### Fragmento para leer
*****

La existencia de estas dos pautas históricas resulta fácil de explicar: cuando hay guerras, intrigas partidistas, crisis económica, cambio social, agitación nacionalista y otras incidencias por el estilo, no es de esperar que un sistema político se mantenga durante mucho tiempo. Ir en primera arrasa el cambio de marchas y los nervios del conductor. En situaciones de estabilidad, con un poder fuerte y amplios consensos de base (voluntarios o forzados), el tinglado resiste lo que le echen encima y puede durar décadas. Si quisieras, podrías ir en tu motocarro hasta Torremolinos y quedarte allí durante todo el verano. La dictadura de Franco, con su bonanza económica de los años 60 y sus telúricas resiliencias, constituye un ejemplo característico de conducción en marchas largas. Su duración se corresponde con bíblica y rotunda exactitud con el promedio calculado de 40 años para un régimen político buñueliano made in Spain, con improvisación y medios caseros, como la tortilla de patata.
Volviendo al presente, que es a lo que veníamos: el régimen del 78 acaba de estrenar el quinto decenio de su historia. Por consiguiente, se halla ligeramente por encima del promedio, pero no tan adelantado como su borbónico predecesor, la Restauración de 1874. Si creemos en la estadística, al final lo que se impone es un retorno a las medias. En consecuencia, el régimen de 1978 debería en crisis durante la década del 2020, para ser reemplazado por un nuevo período de inestabilidades, otro régimen de larga duración o lo que venga. Más cauta es la suposición de que el viaje aun puede durar. No solo queda mucho desierto por delante, sino que además, existe una tendencia al incremento en la duración de los regímenes políticos (claramente apreciable en el gráfico). En Alemania, también gobernada por un sistema de partidos, el régimen actual, la República de Bonn, fue fundado en 1949, y después de 70 años aun se mantiene en pie. ¿Quién dice que España no terminará acomodándose a la misma pauta que otras naciones europeas occidentales, donde la estabilidad institucional es el hecho dominante? La próxima década será decisiva, tanto para España como para Europa.

*****

(Entradas del conjunto de datos)
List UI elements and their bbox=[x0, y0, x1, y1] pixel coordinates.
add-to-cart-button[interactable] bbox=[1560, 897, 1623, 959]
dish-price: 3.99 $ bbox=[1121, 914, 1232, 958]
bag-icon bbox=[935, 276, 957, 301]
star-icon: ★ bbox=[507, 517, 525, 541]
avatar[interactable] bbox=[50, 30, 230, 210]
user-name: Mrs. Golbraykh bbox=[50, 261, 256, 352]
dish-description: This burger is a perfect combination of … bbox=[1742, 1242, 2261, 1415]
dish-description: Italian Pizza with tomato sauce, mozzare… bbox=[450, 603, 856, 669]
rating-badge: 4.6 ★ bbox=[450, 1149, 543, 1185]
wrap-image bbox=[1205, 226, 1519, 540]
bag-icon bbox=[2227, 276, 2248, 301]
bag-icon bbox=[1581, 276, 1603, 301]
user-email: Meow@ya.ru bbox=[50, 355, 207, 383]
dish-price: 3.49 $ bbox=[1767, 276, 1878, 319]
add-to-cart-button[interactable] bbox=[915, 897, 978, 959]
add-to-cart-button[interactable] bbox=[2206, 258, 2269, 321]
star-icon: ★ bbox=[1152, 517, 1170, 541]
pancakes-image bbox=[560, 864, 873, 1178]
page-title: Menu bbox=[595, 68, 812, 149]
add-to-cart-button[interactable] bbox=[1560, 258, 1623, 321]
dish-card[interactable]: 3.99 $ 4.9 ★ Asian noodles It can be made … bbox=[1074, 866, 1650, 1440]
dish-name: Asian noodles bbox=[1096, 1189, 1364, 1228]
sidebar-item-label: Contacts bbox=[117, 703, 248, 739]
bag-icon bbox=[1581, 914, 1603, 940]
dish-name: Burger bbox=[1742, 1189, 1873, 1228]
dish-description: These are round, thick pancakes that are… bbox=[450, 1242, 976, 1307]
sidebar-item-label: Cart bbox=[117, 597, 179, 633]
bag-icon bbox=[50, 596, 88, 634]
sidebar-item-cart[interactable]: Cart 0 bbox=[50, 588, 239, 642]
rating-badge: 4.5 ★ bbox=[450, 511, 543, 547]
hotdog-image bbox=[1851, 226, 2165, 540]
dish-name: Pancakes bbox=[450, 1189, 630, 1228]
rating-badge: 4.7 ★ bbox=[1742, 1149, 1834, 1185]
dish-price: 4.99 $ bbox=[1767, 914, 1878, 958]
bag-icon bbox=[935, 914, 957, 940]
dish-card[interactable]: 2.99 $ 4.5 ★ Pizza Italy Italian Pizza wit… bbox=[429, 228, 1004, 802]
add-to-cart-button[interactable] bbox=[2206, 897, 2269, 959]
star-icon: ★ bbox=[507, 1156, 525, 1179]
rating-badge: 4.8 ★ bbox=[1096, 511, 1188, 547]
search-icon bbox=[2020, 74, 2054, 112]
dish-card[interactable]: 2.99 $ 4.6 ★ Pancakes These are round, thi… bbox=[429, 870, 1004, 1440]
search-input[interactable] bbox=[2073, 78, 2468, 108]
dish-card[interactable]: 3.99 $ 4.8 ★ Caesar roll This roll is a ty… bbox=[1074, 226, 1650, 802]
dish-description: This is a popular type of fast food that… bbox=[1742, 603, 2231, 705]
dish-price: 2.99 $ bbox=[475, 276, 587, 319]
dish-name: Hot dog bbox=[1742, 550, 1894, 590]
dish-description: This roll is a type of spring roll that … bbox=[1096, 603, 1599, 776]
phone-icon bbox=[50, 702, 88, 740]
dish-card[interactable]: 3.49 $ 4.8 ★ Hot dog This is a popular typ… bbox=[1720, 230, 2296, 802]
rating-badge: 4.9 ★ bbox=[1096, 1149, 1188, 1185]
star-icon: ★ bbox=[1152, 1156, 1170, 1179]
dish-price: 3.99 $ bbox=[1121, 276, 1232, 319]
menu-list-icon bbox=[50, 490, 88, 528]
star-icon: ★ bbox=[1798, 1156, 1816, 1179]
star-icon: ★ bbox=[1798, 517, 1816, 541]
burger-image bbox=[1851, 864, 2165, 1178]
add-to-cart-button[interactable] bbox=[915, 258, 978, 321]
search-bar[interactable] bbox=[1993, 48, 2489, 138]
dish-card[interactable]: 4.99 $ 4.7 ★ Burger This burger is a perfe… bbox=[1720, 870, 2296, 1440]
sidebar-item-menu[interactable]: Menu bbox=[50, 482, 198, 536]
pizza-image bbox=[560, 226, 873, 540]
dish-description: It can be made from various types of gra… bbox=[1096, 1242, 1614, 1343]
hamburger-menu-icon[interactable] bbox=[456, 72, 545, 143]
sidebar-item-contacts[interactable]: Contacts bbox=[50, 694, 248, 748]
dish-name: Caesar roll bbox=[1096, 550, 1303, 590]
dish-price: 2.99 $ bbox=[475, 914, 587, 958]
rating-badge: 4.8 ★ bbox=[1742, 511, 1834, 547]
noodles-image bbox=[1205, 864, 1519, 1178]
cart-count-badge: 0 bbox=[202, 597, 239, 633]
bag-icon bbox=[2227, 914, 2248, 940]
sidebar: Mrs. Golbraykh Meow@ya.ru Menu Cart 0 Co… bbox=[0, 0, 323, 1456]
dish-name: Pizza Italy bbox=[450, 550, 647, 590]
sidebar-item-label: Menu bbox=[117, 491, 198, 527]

*****

### La tarea
Prosigue el fragmento sobre la duración de los regímenes políticos en España a partir de su última oración.

### Respuesta del ejercicio
Al margen de esperanzas de vida, promedios y otros artefactos estadísticos hay algo en lo que estamos de acuerdo: la capacidad de la monarquía borbónica y su sistema de partidos basado en la constitución de 1978 para sobrevivir hasta el año 2030 y más allá, depende de la suerte con que el actual timonel del Bribón, Su Majestad el Rey Don Felipe VI de Borbón y Grecia, consiga capear las inclemencias de algo más que una mar picada frente a las costas de Mallorca: crisis económica y de deuda, erosión del bipartidismo y conflicto soberanista en Cataluña. Esto nos sitúa en una perspectiva sorprendentemente similar a la de hace un siglo, cuando los problemas de 1917 pusieron a la primera restauración monárquica en la senda de su crisis terminal. Antonio García-Trevijano, uno de los más talentosos juristas españoles de nuestro tiempo y único en diagnosticar con total acierto los vicios del sistema, pasó su vida predicando en el desierto, sin conseguir a cambio más que desprecios y difamaciones en medio de una indiferencia pública casi total. Los actuales escenarios de incertidumbre, con su carga de zozobra y de riesgos (que no podemos evitar) suponen una oportunidad para el movimiento de regeneración constitucional y republicana fundado por él. Una oportunidad que el MCRC debe aprovechar.